## START Dataset excerpts

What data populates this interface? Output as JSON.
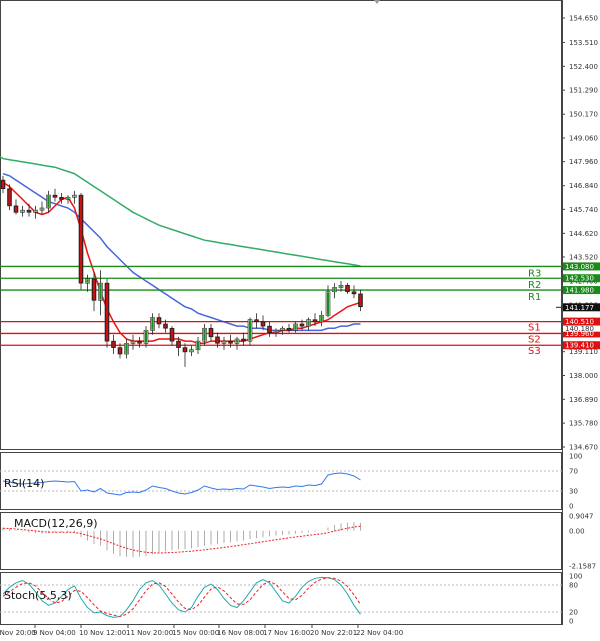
{
  "chart_data": {
    "type": "candlestick",
    "main": {
      "price_ticks": [
        "154.650",
        "153.510",
        "152.400",
        "151.290",
        "150.170",
        "149.060",
        "147.960",
        "146.840",
        "145.740",
        "144.620",
        "143.520",
        "142.400",
        "141.290",
        "140.180",
        "139.110",
        "138.000",
        "136.890",
        "135.780",
        "134.670"
      ],
      "levels": [
        {
          "name": "R3",
          "value": "143.080",
          "color": "#1a8a1a"
        },
        {
          "name": "R2",
          "value": "142.530",
          "color": "#1a8a1a"
        },
        {
          "name": "R1",
          "value": "141.980",
          "color": "#1a8a1a"
        },
        {
          "name": "S1",
          "value": "140.510",
          "color": "#dd1111"
        },
        {
          "name": "S2",
          "value": "139.960",
          "color": "#dd1111"
        },
        {
          "name": "S3",
          "value": "139.410",
          "color": "#dd1111"
        }
      ],
      "current_price": "141.177",
      "hidden_tag": "140.180",
      "candles": [
        [
          147.1,
          147.3,
          146.5,
          146.7
        ],
        [
          146.7,
          146.9,
          145.7,
          145.9
        ],
        [
          145.9,
          146.2,
          145.5,
          145.6
        ],
        [
          145.6,
          145.9,
          145.4,
          145.7
        ],
        [
          145.7,
          146.0,
          145.4,
          145.6
        ],
        [
          145.6,
          145.9,
          145.3,
          145.7
        ],
        [
          145.7,
          146.1,
          145.5,
          145.8
        ],
        [
          145.8,
          146.6,
          145.6,
          146.4
        ],
        [
          146.4,
          146.7,
          146.1,
          146.3
        ],
        [
          146.3,
          146.5,
          146.0,
          146.2
        ],
        [
          146.2,
          146.4,
          146.0,
          146.3
        ],
        [
          146.3,
          146.6,
          146.0,
          146.4
        ],
        [
          146.4,
          146.5,
          142.0,
          142.3
        ],
        [
          142.3,
          142.7,
          141.9,
          142.5
        ],
        [
          142.5,
          142.8,
          141.0,
          141.5
        ],
        [
          141.5,
          142.9,
          140.8,
          142.3
        ],
        [
          142.3,
          142.5,
          139.3,
          139.6
        ],
        [
          139.6,
          139.9,
          139.0,
          139.3
        ],
        [
          139.3,
          139.5,
          138.8,
          139.0
        ],
        [
          139.0,
          139.7,
          138.8,
          139.5
        ],
        [
          139.5,
          139.9,
          139.2,
          139.6
        ],
        [
          139.6,
          139.8,
          139.3,
          139.5
        ],
        [
          139.5,
          140.3,
          139.3,
          140.1
        ],
        [
          140.1,
          140.9,
          139.9,
          140.7
        ],
        [
          140.7,
          140.9,
          140.2,
          140.4
        ],
        [
          140.4,
          140.6,
          140.0,
          140.2
        ],
        [
          140.2,
          140.3,
          139.4,
          139.6
        ],
        [
          139.6,
          139.8,
          138.9,
          139.3
        ],
        [
          139.3,
          139.5,
          138.4,
          139.1
        ],
        [
          139.1,
          139.4,
          138.9,
          139.2
        ],
        [
          139.2,
          139.8,
          139.0,
          139.6
        ],
        [
          139.6,
          140.4,
          139.4,
          140.2
        ],
        [
          140.2,
          140.4,
          139.6,
          139.8
        ],
        [
          139.8,
          140.0,
          139.3,
          139.5
        ],
        [
          139.5,
          139.8,
          139.2,
          139.6
        ],
        [
          139.6,
          139.9,
          139.3,
          139.5
        ],
        [
          139.5,
          139.8,
          139.2,
          139.7
        ],
        [
          139.7,
          140.0,
          139.4,
          139.6
        ],
        [
          139.6,
          140.7,
          139.4,
          140.6
        ],
        [
          140.6,
          140.9,
          140.2,
          140.5
        ],
        [
          140.5,
          140.8,
          140.1,
          140.3
        ],
        [
          140.3,
          140.5,
          139.8,
          140.0
        ],
        [
          140.0,
          140.2,
          139.8,
          140.1
        ],
        [
          140.1,
          140.3,
          139.9,
          140.2
        ],
        [
          140.2,
          140.4,
          140.0,
          140.1
        ],
        [
          140.1,
          140.5,
          140.0,
          140.4
        ],
        [
          140.4,
          140.6,
          140.1,
          140.3
        ],
        [
          140.3,
          140.7,
          140.1,
          140.6
        ],
        [
          140.6,
          140.9,
          140.3,
          140.5
        ],
        [
          140.5,
          141.0,
          140.3,
          140.8
        ],
        [
          140.8,
          142.2,
          140.7,
          141.9
        ],
        [
          141.9,
          142.3,
          141.6,
          142.1
        ],
        [
          142.1,
          142.4,
          141.9,
          142.2
        ],
        [
          142.2,
          142.3,
          141.8,
          141.9
        ],
        [
          141.9,
          142.2,
          141.6,
          141.8
        ],
        [
          141.8,
          142.0,
          141.0,
          141.2
        ]
      ],
      "ma_red": [
        147.0,
        146.8,
        146.5,
        146.2,
        145.9,
        145.6,
        145.5,
        145.6,
        145.9,
        146.2,
        146.3,
        145.8,
        144.8,
        143.7,
        142.8,
        141.9,
        141.1,
        140.5,
        140.0,
        139.7,
        139.6,
        139.6,
        139.6,
        139.6,
        139.7,
        139.7,
        139.7,
        139.7,
        139.6,
        139.6,
        139.5,
        139.5,
        139.6,
        139.6,
        139.6,
        139.6,
        139.6,
        139.6,
        139.7,
        139.8,
        139.9,
        140.0,
        140.0,
        140.1,
        140.1,
        140.2,
        140.2,
        140.3,
        140.4,
        140.5,
        140.6,
        140.8,
        141.0,
        141.2,
        141.3,
        141.4
      ],
      "ma_blue": [
        147.4,
        147.3,
        147.1,
        146.9,
        146.7,
        146.5,
        146.3,
        146.1,
        146.0,
        145.9,
        145.8,
        145.6,
        145.3,
        145.0,
        144.7,
        144.4,
        144.0,
        143.7,
        143.4,
        143.1,
        142.8,
        142.6,
        142.4,
        142.2,
        142.0,
        141.8,
        141.6,
        141.4,
        141.2,
        141.1,
        140.9,
        140.8,
        140.7,
        140.6,
        140.5,
        140.4,
        140.3,
        140.3,
        140.2,
        140.2,
        140.2,
        140.1,
        140.1,
        140.1,
        140.1,
        140.1,
        140.1,
        140.1,
        140.1,
        140.1,
        140.2,
        140.2,
        140.3,
        140.3,
        140.4,
        140.4
      ],
      "ma_green": [
        148.1,
        148.05,
        148.0,
        147.95,
        147.9,
        147.85,
        147.8,
        147.75,
        147.7,
        147.6,
        147.5,
        147.4,
        147.2,
        147.0,
        146.8,
        146.6,
        146.4,
        146.2,
        146.0,
        145.8,
        145.6,
        145.45,
        145.3,
        145.15,
        145.0,
        144.9,
        144.8,
        144.7,
        144.6,
        144.5,
        144.4,
        144.3,
        144.25,
        144.2,
        144.15,
        144.1,
        144.05,
        144.0,
        143.95,
        143.9,
        143.85,
        143.8,
        143.75,
        143.7,
        143.65,
        143.6,
        143.55,
        143.5,
        143.45,
        143.4,
        143.35,
        143.3,
        143.25,
        143.2,
        143.15,
        143.1
      ]
    },
    "rsi": {
      "label": "RSI(14)",
      "ticks": [
        "100",
        "70",
        "30",
        "0"
      ],
      "values": [
        50,
        48,
        45,
        44,
        45,
        46,
        47,
        49,
        50,
        49,
        48,
        49,
        30,
        32,
        28,
        35,
        26,
        24,
        22,
        27,
        28,
        27,
        32,
        40,
        37,
        35,
        30,
        26,
        24,
        27,
        32,
        40,
        36,
        33,
        34,
        33,
        35,
        34,
        42,
        40,
        38,
        35,
        37,
        38,
        37,
        40,
        39,
        42,
        41,
        44,
        62,
        65,
        66,
        64,
        60,
        52
      ]
    },
    "macd": {
      "label": "MACD(12,26,9)",
      "ticks": [
        "0.9047",
        "0.00",
        "-2.1587"
      ],
      "hist": [
        0.2,
        0.15,
        0.05,
        -0.05,
        -0.1,
        -0.15,
        -0.18,
        -0.15,
        -0.1,
        -0.08,
        -0.08,
        -0.1,
        -0.4,
        -0.6,
        -0.8,
        -0.9,
        -1.2,
        -1.4,
        -1.55,
        -1.6,
        -1.62,
        -1.6,
        -1.55,
        -1.45,
        -1.35,
        -1.25,
        -1.2,
        -1.15,
        -1.12,
        -1.08,
        -1.0,
        -0.92,
        -0.85,
        -0.8,
        -0.75,
        -0.7,
        -0.65,
        -0.6,
        -0.52,
        -0.46,
        -0.4,
        -0.35,
        -0.3,
        -0.25,
        -0.22,
        -0.18,
        -0.14,
        -0.1,
        -0.06,
        -0.02,
        0.2,
        0.35,
        0.45,
        0.5,
        0.52,
        0.48
      ],
      "signal": [
        0.15,
        0.14,
        0.11,
        0.07,
        0.03,
        -0.01,
        -0.05,
        -0.08,
        -0.09,
        -0.09,
        -0.09,
        -0.1,
        -0.18,
        -0.28,
        -0.39,
        -0.5,
        -0.64,
        -0.79,
        -0.94,
        -1.07,
        -1.18,
        -1.26,
        -1.32,
        -1.35,
        -1.36,
        -1.35,
        -1.33,
        -1.31,
        -1.28,
        -1.25,
        -1.21,
        -1.17,
        -1.12,
        -1.07,
        -1.02,
        -0.97,
        -0.91,
        -0.85,
        -0.79,
        -0.73,
        -0.67,
        -0.61,
        -0.55,
        -0.49,
        -0.44,
        -0.38,
        -0.33,
        -0.28,
        -0.23,
        -0.19,
        -0.11,
        -0.02,
        0.07,
        0.16,
        0.23,
        0.28
      ]
    },
    "stoch": {
      "label": "Stoch(5,5,3)",
      "ticks": [
        "100",
        "80",
        "20",
        "0"
      ],
      "k": [
        60,
        75,
        85,
        90,
        82,
        65,
        45,
        35,
        40,
        55,
        70,
        78,
        50,
        30,
        18,
        20,
        12,
        8,
        10,
        25,
        45,
        70,
        85,
        90,
        80,
        60,
        40,
        25,
        20,
        30,
        55,
        75,
        82,
        70,
        50,
        35,
        30,
        45,
        65,
        85,
        92,
        85,
        65,
        45,
        40,
        55,
        75,
        88,
        95,
        97,
        96,
        92,
        80,
        60,
        35,
        15
      ],
      "d": [
        55,
        65,
        75,
        83,
        85,
        78,
        64,
        50,
        40,
        43,
        55,
        68,
        66,
        52,
        36,
        22,
        17,
        13,
        10,
        15,
        27,
        47,
        67,
        82,
        85,
        77,
        60,
        42,
        28,
        25,
        35,
        53,
        71,
        76,
        67,
        52,
        38,
        37,
        47,
        65,
        81,
        88,
        81,
        65,
        50,
        47,
        57,
        73,
        86,
        93,
        96,
        95,
        89,
        77,
        58,
        37
      ]
    },
    "x_labels": [
      "8 Nov 20:00",
      "9 Nov 04:00",
      "10 Nov 12:00",
      "11 Nov 20:00",
      "15 Nov 00:00",
      "16 Nov 08:00",
      "17 Nov 16:00",
      "20 Nov 22:01",
      "22 Nov 04:00"
    ]
  },
  "colors": {
    "bull": "#1a8a1a",
    "bear": "#cc1111",
    "ma_red": "#ee1111",
    "ma_blue": "#4466dd",
    "ma_green": "#33aa66",
    "rsi": "#3377ee",
    "stoch_k": "#22aaaa",
    "stoch_d": "#ee2222"
  }
}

## END Dataset excerpts

## Direction
Gather each line in the data that holds the string "name".

## Problem solution
          "name": "R3",
          "name": "R2",
          "name": "R1",
          "name": "S1",
          "name": "S2",
          "name": "S3",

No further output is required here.